PROBLEM: Filter the records below down to lines containing "name".

**** MATERIAL

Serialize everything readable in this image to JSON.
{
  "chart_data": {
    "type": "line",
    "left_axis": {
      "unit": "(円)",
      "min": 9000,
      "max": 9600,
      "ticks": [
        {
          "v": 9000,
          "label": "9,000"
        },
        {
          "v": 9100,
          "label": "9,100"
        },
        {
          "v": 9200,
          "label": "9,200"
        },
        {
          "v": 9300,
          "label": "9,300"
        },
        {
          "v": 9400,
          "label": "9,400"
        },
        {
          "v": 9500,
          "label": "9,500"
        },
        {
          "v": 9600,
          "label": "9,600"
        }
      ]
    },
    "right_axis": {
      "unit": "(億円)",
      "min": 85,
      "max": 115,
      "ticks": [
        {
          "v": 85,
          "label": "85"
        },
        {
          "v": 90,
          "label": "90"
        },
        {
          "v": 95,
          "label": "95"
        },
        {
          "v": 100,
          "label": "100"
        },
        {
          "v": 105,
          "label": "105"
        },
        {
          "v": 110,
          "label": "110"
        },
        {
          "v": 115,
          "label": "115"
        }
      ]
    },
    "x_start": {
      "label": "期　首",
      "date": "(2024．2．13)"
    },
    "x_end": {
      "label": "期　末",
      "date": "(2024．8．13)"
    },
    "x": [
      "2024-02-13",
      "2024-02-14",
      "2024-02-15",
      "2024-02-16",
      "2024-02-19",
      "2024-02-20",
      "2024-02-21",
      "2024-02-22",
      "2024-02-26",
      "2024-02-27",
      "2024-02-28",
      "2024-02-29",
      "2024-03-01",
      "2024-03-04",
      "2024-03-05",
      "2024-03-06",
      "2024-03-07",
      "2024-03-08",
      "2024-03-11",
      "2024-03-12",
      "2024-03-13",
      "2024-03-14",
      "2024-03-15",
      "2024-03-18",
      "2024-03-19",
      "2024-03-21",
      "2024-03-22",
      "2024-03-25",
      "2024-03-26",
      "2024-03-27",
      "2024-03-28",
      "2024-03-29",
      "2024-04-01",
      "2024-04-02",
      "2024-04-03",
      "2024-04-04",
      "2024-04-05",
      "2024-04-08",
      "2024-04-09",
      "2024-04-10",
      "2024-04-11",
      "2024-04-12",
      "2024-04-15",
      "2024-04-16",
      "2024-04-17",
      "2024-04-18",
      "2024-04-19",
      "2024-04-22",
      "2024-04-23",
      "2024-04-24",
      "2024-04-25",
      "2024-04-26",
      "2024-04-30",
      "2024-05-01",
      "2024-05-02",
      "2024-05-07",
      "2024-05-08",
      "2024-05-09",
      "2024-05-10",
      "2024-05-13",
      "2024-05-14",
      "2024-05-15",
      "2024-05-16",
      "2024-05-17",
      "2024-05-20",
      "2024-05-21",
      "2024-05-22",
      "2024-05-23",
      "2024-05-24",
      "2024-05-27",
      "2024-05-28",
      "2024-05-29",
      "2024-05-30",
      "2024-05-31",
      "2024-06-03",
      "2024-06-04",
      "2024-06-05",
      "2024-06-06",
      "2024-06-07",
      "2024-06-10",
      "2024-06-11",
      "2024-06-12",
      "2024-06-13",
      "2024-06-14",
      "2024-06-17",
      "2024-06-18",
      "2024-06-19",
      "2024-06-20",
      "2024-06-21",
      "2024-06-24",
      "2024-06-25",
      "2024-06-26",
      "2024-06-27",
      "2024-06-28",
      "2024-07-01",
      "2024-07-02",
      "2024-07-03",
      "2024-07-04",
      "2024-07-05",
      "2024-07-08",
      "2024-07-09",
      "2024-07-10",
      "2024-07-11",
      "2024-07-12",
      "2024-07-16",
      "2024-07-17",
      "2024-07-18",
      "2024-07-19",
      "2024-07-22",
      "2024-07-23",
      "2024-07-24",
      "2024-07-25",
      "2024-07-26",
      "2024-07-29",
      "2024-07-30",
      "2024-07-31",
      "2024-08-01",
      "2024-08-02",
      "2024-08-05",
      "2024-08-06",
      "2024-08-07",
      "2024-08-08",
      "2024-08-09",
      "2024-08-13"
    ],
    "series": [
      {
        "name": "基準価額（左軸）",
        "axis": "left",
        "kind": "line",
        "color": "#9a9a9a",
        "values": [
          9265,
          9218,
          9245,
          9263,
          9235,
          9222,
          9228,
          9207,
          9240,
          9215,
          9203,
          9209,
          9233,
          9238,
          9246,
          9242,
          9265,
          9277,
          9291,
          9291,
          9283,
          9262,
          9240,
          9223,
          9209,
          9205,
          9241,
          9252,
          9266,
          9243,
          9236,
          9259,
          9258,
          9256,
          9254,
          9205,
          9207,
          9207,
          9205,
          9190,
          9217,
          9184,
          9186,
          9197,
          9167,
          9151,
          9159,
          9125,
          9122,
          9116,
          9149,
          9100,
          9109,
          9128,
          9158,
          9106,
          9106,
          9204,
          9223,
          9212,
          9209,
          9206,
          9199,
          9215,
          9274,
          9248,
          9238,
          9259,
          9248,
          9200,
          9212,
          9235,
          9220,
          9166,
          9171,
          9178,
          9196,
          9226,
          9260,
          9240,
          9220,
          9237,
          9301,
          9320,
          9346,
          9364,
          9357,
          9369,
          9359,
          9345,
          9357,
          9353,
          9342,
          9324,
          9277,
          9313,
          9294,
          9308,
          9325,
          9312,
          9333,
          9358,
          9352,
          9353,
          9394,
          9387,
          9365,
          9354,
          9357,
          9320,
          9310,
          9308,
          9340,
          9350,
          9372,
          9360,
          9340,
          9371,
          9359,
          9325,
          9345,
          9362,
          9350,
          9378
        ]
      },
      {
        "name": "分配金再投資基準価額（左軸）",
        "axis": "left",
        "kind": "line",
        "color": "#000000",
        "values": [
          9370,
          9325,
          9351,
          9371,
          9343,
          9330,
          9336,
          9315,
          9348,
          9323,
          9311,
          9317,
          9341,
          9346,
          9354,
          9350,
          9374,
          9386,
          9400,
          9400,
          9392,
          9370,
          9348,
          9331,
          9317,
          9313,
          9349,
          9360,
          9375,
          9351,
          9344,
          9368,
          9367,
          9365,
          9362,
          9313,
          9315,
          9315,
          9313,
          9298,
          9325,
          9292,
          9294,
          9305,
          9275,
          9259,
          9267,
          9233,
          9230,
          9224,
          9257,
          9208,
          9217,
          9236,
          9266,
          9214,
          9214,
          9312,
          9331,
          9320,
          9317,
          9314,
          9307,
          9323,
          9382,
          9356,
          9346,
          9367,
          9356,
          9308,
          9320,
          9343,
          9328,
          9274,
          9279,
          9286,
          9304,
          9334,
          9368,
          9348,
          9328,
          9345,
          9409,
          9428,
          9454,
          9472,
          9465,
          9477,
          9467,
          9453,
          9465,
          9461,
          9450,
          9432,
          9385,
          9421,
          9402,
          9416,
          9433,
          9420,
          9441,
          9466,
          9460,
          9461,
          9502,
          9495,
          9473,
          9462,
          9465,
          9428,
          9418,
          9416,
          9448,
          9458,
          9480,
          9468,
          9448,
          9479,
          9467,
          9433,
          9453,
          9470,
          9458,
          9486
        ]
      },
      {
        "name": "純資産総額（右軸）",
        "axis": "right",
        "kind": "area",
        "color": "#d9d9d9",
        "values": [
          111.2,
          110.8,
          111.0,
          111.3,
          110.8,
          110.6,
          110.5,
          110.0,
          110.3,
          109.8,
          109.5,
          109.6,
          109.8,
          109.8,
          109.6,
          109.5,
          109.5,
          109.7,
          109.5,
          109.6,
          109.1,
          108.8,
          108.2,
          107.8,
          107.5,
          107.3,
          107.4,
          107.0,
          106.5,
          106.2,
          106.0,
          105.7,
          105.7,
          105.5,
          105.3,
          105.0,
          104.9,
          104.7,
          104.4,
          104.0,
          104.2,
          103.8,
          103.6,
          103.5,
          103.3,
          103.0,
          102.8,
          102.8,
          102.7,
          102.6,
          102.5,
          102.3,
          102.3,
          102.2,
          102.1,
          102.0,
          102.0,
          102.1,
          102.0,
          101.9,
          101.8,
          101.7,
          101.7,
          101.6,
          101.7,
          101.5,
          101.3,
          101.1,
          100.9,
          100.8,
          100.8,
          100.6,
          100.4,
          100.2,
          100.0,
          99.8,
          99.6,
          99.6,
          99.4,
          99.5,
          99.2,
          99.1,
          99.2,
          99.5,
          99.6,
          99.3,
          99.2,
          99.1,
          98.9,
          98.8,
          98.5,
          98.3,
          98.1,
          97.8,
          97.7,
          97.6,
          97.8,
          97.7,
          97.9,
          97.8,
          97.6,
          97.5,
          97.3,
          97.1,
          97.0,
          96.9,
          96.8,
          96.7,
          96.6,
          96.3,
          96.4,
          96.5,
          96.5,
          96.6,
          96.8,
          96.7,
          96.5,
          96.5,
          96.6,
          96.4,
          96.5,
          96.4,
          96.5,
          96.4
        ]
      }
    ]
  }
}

********

RESULT:
        "name": "基準価額（左軸）",
        "name": "分配金再投資基準価額（左軸）",
        "name": "純資産総額（右軸）",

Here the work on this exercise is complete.